§ Aim: Output all of the entries below precisely as written.

§ Saved data entries:

^^^^^^^^

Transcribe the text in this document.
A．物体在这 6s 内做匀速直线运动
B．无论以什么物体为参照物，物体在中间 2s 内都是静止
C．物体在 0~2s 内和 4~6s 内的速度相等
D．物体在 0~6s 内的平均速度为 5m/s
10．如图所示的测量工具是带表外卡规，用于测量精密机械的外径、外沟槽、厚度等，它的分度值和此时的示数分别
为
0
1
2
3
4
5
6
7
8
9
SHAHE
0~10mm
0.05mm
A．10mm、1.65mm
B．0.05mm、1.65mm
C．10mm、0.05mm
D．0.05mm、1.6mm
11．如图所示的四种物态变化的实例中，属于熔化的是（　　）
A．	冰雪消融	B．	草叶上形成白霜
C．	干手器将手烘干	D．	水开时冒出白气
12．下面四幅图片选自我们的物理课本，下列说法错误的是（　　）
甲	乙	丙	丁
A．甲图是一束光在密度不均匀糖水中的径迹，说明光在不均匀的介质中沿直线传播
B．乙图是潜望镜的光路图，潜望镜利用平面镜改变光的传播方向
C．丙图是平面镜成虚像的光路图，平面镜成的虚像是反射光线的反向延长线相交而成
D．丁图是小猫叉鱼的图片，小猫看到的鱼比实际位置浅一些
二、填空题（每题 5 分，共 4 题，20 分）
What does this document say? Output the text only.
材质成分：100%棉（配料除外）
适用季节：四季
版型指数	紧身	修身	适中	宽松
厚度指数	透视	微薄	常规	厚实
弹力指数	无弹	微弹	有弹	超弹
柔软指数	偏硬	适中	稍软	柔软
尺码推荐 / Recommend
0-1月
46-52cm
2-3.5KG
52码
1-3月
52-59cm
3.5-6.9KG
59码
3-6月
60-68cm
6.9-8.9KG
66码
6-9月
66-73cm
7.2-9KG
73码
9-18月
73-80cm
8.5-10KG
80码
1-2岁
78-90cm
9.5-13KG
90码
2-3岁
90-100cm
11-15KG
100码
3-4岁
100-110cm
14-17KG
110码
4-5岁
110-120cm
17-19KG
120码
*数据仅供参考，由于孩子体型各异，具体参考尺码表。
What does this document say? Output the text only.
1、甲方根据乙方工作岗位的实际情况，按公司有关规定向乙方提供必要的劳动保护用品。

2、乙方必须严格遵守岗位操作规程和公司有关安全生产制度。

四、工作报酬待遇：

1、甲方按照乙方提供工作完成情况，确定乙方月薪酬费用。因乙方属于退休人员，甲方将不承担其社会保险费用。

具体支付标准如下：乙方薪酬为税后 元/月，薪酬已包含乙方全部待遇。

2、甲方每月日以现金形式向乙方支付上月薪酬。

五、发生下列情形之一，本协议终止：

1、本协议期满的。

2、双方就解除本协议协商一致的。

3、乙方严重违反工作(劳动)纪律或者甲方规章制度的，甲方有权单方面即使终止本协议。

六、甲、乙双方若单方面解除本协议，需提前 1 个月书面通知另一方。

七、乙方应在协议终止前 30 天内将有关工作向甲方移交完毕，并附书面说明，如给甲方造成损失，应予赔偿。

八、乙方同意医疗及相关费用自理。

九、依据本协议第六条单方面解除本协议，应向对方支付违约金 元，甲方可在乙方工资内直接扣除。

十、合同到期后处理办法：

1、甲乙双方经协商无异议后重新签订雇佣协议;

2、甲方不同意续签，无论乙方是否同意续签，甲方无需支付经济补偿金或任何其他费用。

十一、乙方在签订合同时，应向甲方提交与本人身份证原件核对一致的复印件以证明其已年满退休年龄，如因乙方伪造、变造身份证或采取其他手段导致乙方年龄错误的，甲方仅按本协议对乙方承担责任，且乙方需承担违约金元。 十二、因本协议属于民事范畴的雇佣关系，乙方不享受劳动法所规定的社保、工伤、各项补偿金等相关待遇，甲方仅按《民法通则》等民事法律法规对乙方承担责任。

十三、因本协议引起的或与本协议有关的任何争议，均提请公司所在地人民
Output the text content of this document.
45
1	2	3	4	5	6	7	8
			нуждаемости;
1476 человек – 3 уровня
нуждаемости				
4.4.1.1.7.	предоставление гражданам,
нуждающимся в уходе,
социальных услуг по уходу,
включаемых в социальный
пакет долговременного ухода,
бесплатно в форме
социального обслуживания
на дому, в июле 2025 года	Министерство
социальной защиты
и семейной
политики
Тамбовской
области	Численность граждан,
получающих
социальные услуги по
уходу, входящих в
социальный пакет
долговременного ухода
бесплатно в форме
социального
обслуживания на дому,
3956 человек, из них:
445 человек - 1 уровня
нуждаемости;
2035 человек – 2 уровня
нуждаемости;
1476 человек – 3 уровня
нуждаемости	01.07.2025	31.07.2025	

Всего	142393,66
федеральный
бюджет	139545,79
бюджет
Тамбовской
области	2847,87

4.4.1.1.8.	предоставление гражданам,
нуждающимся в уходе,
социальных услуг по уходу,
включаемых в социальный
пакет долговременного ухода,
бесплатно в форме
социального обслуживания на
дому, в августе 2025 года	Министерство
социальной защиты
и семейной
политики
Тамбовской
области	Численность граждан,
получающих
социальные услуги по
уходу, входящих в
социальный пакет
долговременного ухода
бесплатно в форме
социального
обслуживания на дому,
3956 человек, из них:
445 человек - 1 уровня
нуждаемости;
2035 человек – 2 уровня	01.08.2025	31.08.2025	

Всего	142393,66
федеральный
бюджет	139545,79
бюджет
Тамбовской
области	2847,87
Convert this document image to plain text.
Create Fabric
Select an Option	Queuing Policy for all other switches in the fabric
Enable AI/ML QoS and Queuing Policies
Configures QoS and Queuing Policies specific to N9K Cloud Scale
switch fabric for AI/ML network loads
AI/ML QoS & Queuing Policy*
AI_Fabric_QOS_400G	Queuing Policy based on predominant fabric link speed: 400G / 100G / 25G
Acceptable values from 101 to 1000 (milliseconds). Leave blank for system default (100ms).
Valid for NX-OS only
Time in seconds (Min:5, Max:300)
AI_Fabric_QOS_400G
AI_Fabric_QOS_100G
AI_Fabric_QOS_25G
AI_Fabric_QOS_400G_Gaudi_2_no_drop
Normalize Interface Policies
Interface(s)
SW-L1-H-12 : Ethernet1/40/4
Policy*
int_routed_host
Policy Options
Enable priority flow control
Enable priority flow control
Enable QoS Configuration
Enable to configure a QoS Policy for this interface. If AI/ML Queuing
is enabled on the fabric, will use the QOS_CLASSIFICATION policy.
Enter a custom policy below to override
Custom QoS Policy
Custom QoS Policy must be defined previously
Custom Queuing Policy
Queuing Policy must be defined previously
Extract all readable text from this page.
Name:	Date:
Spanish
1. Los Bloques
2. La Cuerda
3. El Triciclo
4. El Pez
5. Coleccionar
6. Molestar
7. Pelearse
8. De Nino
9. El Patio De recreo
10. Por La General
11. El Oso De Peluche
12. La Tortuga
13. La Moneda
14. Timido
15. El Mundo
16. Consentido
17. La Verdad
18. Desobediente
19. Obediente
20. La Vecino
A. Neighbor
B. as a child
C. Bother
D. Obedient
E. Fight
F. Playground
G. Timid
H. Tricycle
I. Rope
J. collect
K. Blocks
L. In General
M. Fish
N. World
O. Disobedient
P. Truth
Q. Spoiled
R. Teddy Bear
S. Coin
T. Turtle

^^^^^^^^

§ Output for this task:
Transcribe the text in this document.
A．物体在这 6s 内做匀速直线运动
B．无论以什么物体为参照物，物体在中间 2s 内都是静止
C．物体在 0~2s 内和 4~6s 内的速度相等
D．物体在 0~6s 内的平均速度为 5m/s
10．如图所示的测量工具是带表外卡规，用于测量精密机械的外径、外沟槽、厚度等，它的分度值和此时的示数分别
为
0
1
2
3
4
5
6
7
8
9
SHAHE
0~10mm
0.05mm
A．10mm、1.65mm
B．0.05mm、1.65mm
C．10mm、0.05mm
D．0.05mm、1.6mm
11．如图所示的四种物态变化的实例中，属于熔化的是（　　）
A．	冰雪消融	B．	草叶上形成白霜
C．	干手器将手烘干	D．	水开时冒出白气
12．下面四幅图片选自我们的物理课本，下列说法错误的是（　　）
甲	乙	丙	丁
A．甲图是一束光在密度不均匀糖水中的径迹，说明光在不均匀的介质中沿直线传播
B．乙图是潜望镜的光路图，潜望镜利用平面镜改变光的传播方向
C．丙图是平面镜成虚像的光路图，平面镜成的虚像是反射光线的反向延长线相交而成
D．丁图是小猫叉鱼的图片，小猫看到的鱼比实际位置浅一些
二、填空题（每题 5 分，共 4 题，20 分）
What does this document say? Output the text only.
材质成分：100%棉（配料除外）
适用季节：四季
版型指数	紧身	修身	适中	宽松
厚度指数	透视	微薄	常规	厚实
弹力指数	无弹	微弹	有弹	超弹
柔软指数	偏硬	适中	稍软	柔软
尺码推荐 / Recommend
0-1月
46-52cm
2-3.5KG
52码
1-3月
52-59cm
3.5-6.9KG
59码
3-6月
60-68cm
6.9-8.9KG
66码
6-9月
66-73cm
7.2-9KG
73码
9-18月
73-80cm
8.5-10KG
80码
1-2岁
78-90cm
9.5-13KG
90码
2-3岁
90-100cm
11-15KG
100码
3-4岁
100-110cm
14-17KG
110码
4-5岁
110-120cm
17-19KG
120码
*数据仅供参考，由于孩子体型各异，具体参考尺码表。
What does this document say? Output the text only.
1、甲方根据乙方工作岗位的实际情况，按公司有关规定向乙方提供必要的劳动保护用品。

2、乙方必须严格遵守岗位操作规程和公司有关安全生产制度。

四、工作报酬待遇：

1、甲方按照乙方提供工作完成情况，确定乙方月薪酬费用。因乙方属于退休人员，甲方将不承担其社会保险费用。

具体支付标准如下：乙方薪酬为税后 元/月，薪酬已包含乙方全部待遇。

2、甲方每月日以现金形式向乙方支付上月薪酬。

五、发生下列情形之一，本协议终止：

1、本协议期满的。

2、双方就解除本协议协商一致的。

3、乙方严重违反工作(劳动)纪律或者甲方规章制度的，甲方有权单方面即使终止本协议。

六、甲、乙双方若单方面解除本协议，需提前 1 个月书面通知另一方。

七、乙方应在协议终止前 30 天内将有关工作向甲方移交完毕，并附书面说明，如给甲方造成损失，应予赔偿。

八、乙方同意医疗及相关费用自理。

九、依据本协议第六条单方面解除本协议，应向对方支付违约金 元，甲方可在乙方工资内直接扣除。

十、合同到期后处理办法：

1、甲乙双方经协商无异议后重新签订雇佣协议;

2、甲方不同意续签，无论乙方是否同意续签，甲方无需支付经济补偿金或任何其他费用。

十一、乙方在签订合同时，应向甲方提交与本人身份证原件核对一致的复印件以证明其已年满退休年龄，如因乙方伪造、变造身份证或采取其他手段导致乙方年龄错误的，甲方仅按本协议对乙方承担责任，且乙方需承担违约金元。 十二、因本协议属于民事范畴的雇佣关系，乙方不享受劳动法所规定的社保、工伤、各项补偿金等相关待遇，甲方仅按《民法通则》等民事法律法规对乙方承担责任。

十三、因本协议引起的或与本协议有关的任何争议，均提请公司所在地人民
Output the text content of this document.
45
1	2	3	4	5	6	7	8
			нуждаемости;
1476 человек – 3 уровня
нуждаемости				
4.4.1.1.7.	предоставление гражданам,
нуждающимся в уходе,
социальных услуг по уходу,
включаемых в социальный
пакет долговременного ухода,
бесплатно в форме
социального обслуживания
на дому, в июле 2025 года	Министерство
социальной защиты
и семейной
политики
Тамбовской
области	Численность граждан,
получающих
социальные услуги по
уходу, входящих в
социальный пакет
долговременного ухода
бесплатно в форме
социального
обслуживания на дому,
3956 человек, из них:
445 человек - 1 уровня
нуждаемости;
2035 человек – 2 уровня
нуждаемости;
1476 человек – 3 уровня
нуждаемости	01.07.2025	31.07.2025	

Всего	142393,66
федеральный
бюджет	139545,79
бюджет
Тамбовской
области	2847,87

4.4.1.1.8.	предоставление гражданам,
нуждающимся в уходе,
социальных услуг по уходу,
включаемых в социальный
пакет долговременного ухода,
бесплатно в форме
социального обслуживания на
дому, в августе 2025 года	Министерство
социальной защиты
и семейной
политики
Тамбовской
области	Численность граждан,
получающих
социальные услуги по
уходу, входящих в
социальный пакет
долговременного ухода
бесплатно в форме
социального
обслуживания на дому,
3956 человек, из них:
445 человек - 1 уровня
нуждаемости;
2035 человек – 2 уровня	01.08.2025	31.08.2025	

Всего	142393,66
федеральный
бюджет	139545,79
бюджет
Тамбовской
области	2847,87
Convert this document image to plain text.
Create Fabric
Select an Option	Queuing Policy for all other switches in the fabric
Enable AI/ML QoS and Queuing Policies
Configures QoS and Queuing Policies specific to N9K Cloud Scale
switch fabric for AI/ML network loads
AI/ML QoS & Queuing Policy*
AI_Fabric_QOS_400G	Queuing Policy based on predominant fabric link speed: 400G / 100G / 25G
Acceptable values from 101 to 1000 (milliseconds). Leave blank for system default (100ms).
Valid for NX-OS only
Time in seconds (Min:5, Max:300)
AI_Fabric_QOS_400G
AI_Fabric_QOS_100G
AI_Fabric_QOS_25G
AI_Fabric_QOS_400G_Gaudi_2_no_drop
Normalize Interface Policies
Interface(s)
SW-L1-H-12 : Ethernet1/40/4
Policy*
int_routed_host
Policy Options
Enable priority flow control
Enable priority flow control
Enable QoS Configuration
Enable to configure a QoS Policy for this interface. If AI/ML Queuing
is enabled on the fabric, will use the QOS_CLASSIFICATION policy.
Enter a custom policy below to override
Custom QoS Policy
Custom QoS Policy must be defined previously
Custom Queuing Policy
Queuing Policy must be defined previously
Extract all readable text from this page.
Name:	Date:
Spanish
1. Los Bloques
2. La Cuerda
3. El Triciclo
4. El Pez
5. Coleccionar
6. Molestar
7. Pelearse
8. De Nino
9. El Patio De recreo
10. Por La General
11. El Oso De Peluche
12. La Tortuga
13. La Moneda
14. Timido
15. El Mundo
16. Consentido
17. La Verdad
18. Desobediente
19. Obediente
20. La Vecino
A. Neighbor
B. as a child
C. Bother
D. Obedient
E. Fight
F. Playground
G. Timid
H. Tricycle
I. Rope
J. collect
K. Blocks
L. In General
M. Fish
N. World
O. Disobedient
P. Truth
Q. Spoiled
R. Teddy Bear
S. Coin
T. Turtle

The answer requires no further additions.